> [Your goal]:
Find every line in the records below that holds the word "Garden", and copy it out.

[Stored records]
┄┄┄┄┄┄┄┄┄┄┄┄┄┄┄┄┄┄┄┄

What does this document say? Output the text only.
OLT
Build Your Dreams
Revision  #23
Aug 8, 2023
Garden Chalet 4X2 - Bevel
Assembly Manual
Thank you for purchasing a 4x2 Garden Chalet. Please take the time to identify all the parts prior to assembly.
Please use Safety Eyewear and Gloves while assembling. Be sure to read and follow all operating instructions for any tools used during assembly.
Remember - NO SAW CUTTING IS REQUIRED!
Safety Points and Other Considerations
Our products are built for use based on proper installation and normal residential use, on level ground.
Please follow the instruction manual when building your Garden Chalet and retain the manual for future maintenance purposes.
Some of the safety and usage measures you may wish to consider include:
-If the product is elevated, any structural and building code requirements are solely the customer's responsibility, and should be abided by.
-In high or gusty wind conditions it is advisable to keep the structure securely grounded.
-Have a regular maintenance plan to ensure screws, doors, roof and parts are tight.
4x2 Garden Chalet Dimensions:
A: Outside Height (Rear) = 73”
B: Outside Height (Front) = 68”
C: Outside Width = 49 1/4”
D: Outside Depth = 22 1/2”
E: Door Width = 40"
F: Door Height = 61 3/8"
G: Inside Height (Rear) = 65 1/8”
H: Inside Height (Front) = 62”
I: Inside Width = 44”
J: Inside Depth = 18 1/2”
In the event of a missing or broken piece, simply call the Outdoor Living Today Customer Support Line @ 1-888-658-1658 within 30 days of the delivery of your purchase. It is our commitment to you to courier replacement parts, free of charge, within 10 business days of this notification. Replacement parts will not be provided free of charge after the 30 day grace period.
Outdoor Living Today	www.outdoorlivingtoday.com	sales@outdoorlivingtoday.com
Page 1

┄┄┄┄┄┄┄┄┄┄┄┄┄┄┄┄┄┄┄┄

> [Answer below]:
Garden Chalet 4X2 - Bevel
Thank you for purchasing a 4x2 Garden Chalet. Please take the time to identify all the parts prior to assembly.
Please follow the instruction manual when building your Garden Chalet and retain the manual for future maintenance purposes.
4x2 Garden Chalet Dimensions:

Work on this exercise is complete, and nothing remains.